Prompt →
Copy whichever lines contain the string "from".

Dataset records
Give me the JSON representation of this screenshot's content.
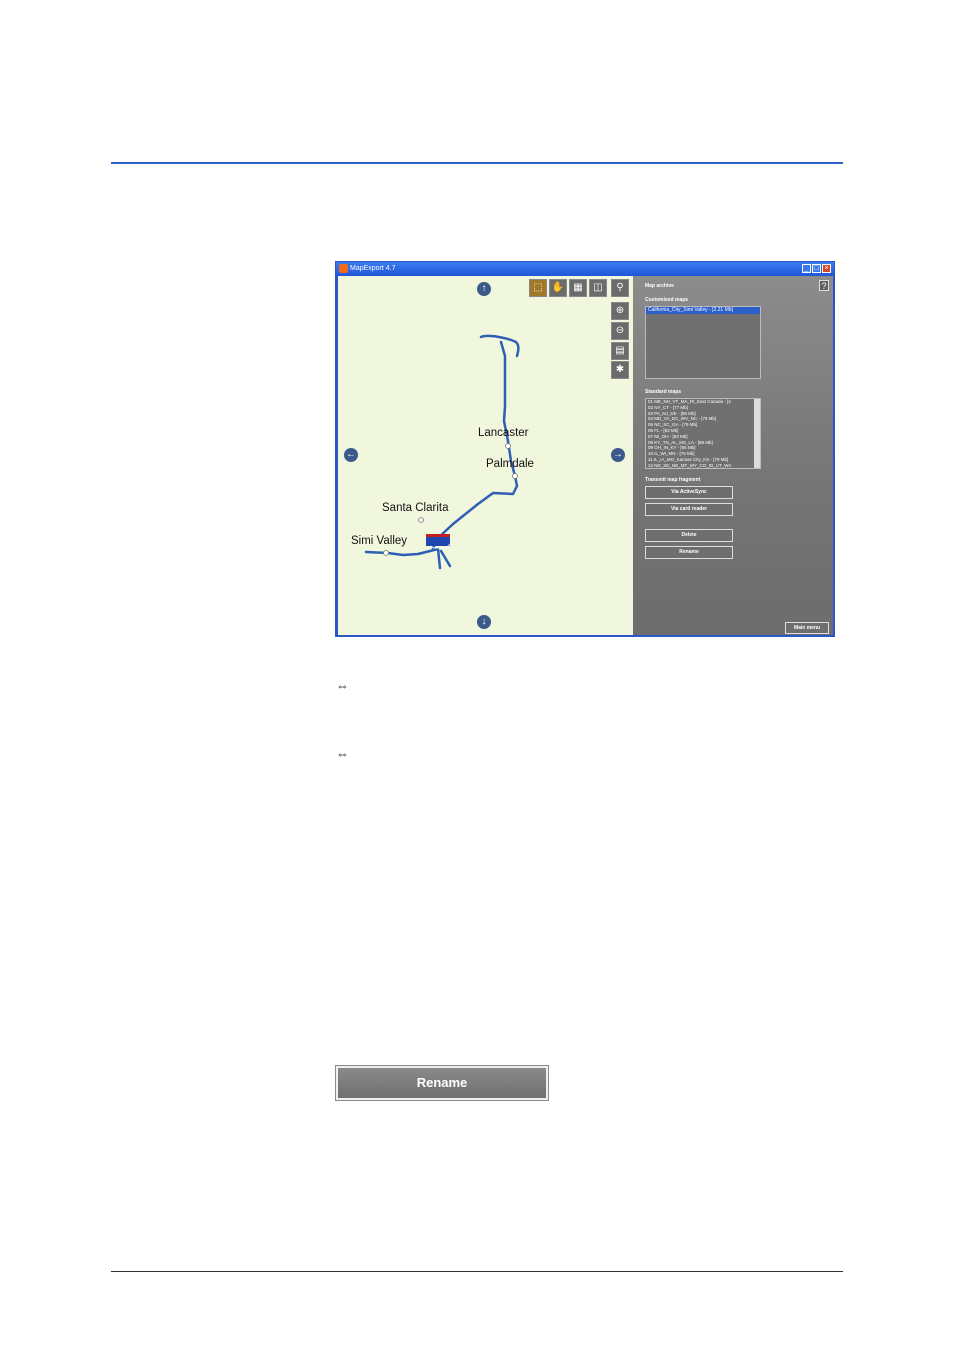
{
  "window": {
    "title": "MapExport 4.7"
  },
  "map": {
    "cities": [
      "Lancaster",
      "Palmdale",
      "Santa Clarita",
      "Simi Valley"
    ],
    "nav_arrows": {
      "up": "up-arrow-icon",
      "down": "down-arrow-icon",
      "left": "left-arrow-icon",
      "right": "right-arrow-icon"
    }
  },
  "panel": {
    "heading": "Map archive",
    "customised_label": "Customised maps",
    "customised_items": [
      "California_City_Simi Valley - [2.21 Mb]"
    ],
    "standard_label": "Standard maps",
    "standard_items": [
      "01 ME_NH_VT_MA_RI_East Canada - [4",
      "02 NY_CT - [77 Mb]",
      "03 PA_NJ_DE - [98 Mb]",
      "04 MD_VA_DC_WV_NC - [79 Mb]",
      "05 NC_SC_GA - [79 Mb]",
      "06 FL - [83 Mb]",
      "07 MI_OH - [63 Mb]",
      "08 KY_TN_AL_MS_LA - [88 Mb]",
      "09 OH_IN_KY - [65 Mb]",
      "10 IL_WI_MN - [75 Mb]",
      "11 IL_IA_MO_Kansas City_KS - [79 Mb]",
      "12 ND_SD_NE_MT_WY_CO_ID_UT_WA"
    ],
    "transmit_label": "Transmit map fragment",
    "activesync_button": "Via ActiveSync",
    "cardreader_button": "Via card reader",
    "delete_button": "Delete",
    "rename_button": "Rename",
    "mainmenu_button": "Main menu",
    "help": "?"
  },
  "doc": {
    "bullet_symbol": "⇔",
    "rename_button": "Rename"
  }
}
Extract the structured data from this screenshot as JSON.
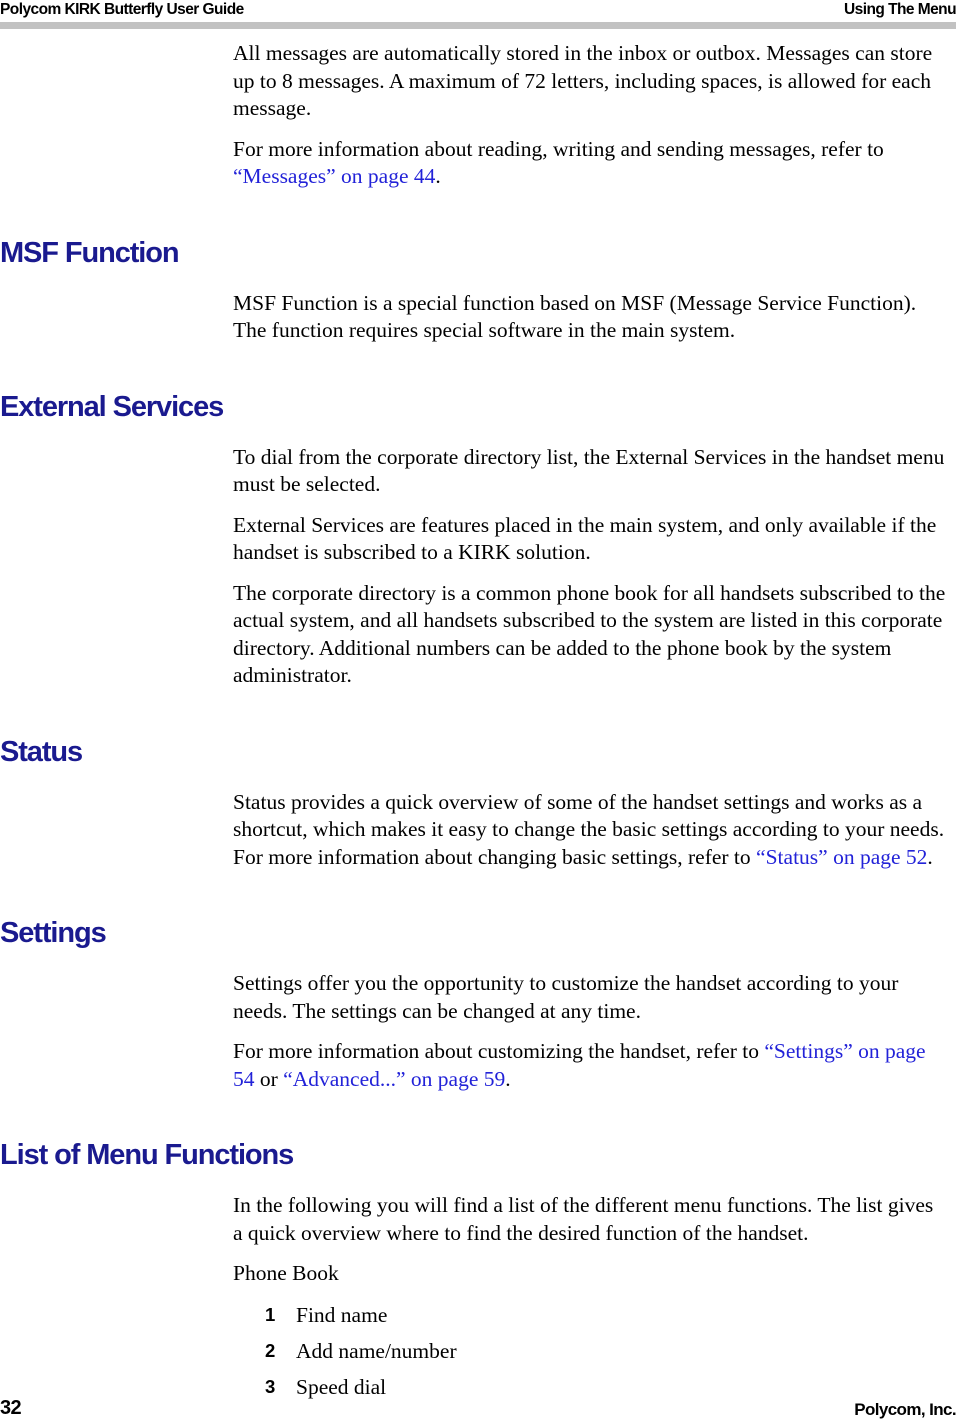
{
  "header": {
    "left": "Polycom KIRK Butterfly User Guide",
    "right": "Using The Menu"
  },
  "footer": {
    "page_number": "32",
    "company": "Polycom, Inc."
  },
  "colors": {
    "heading": "#1a1a8f",
    "link": "#2222d8",
    "rule": "#c2c2c2",
    "body": "#000000"
  },
  "intro": {
    "paragraph_1": "All messages are automatically stored in the inbox or outbox. Messages can store up to 8 messages. A maximum of 72 letters, including spaces, is allowed for each message.",
    "paragraph_2_prefix": "For more information about reading, writing and sending messages, refer to ",
    "paragraph_2_link": "“Messages” on page 44",
    "paragraph_2_suffix": "."
  },
  "sections": [
    {
      "heading": "MSF Function",
      "paragraph_1": "MSF Function is a special function based on MSF (Message Service Function). The function requires special software in the main system."
    },
    {
      "heading": "External Services",
      "paragraph_1": "To dial from the corporate directory list, the External Services in the handset menu must be selected.",
      "paragraph_2": "External Services are features placed in the main system, and only available if the handset is subscribed to a KIRK solution.",
      "paragraph_3": "The corporate directory is a common phone book for all handsets subscribed to the actual system, and all handsets subscribed to the system are listed in this corporate directory. Additional numbers can be added to the phone book by the system administrator."
    },
    {
      "heading": "Status",
      "paragraph_1_prefix": "Status provides a quick overview of some of the handset settings and works as a shortcut, which makes it easy to change the basic settings according to your needs. For more information about changing basic settings, refer to ",
      "paragraph_1_link": "“Status” on page 52",
      "paragraph_1_suffix": "."
    },
    {
      "heading": "Settings",
      "paragraph_1": "Settings offer you the opportunity to customize the handset according to your needs. The settings can be changed at any time.",
      "paragraph_2_prefix": "For more information about customizing the handset, refer to ",
      "paragraph_2_link_1": "“Settings” on page 54",
      "paragraph_2_mid": " or ",
      "paragraph_2_link_2": "“Advanced...” on page 59",
      "paragraph_2_suffix": "."
    },
    {
      "heading": "List of Menu Functions",
      "paragraph_1": "In the following you will find a list of the different menu functions. The list gives a quick overview where to find the desired function of the handset.",
      "paragraph_2": "Phone Book",
      "list": [
        {
          "num": "1",
          "label": "Find name"
        },
        {
          "num": "2",
          "label": "Add name/number"
        },
        {
          "num": "3",
          "label": "Speed dial"
        }
      ]
    }
  ]
}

Task answer →
Extract the structured data from this screenshot as JSON.
      "paragraph_1": "To dial from the corporate directory list, the External Services in the handset menu must be selected.",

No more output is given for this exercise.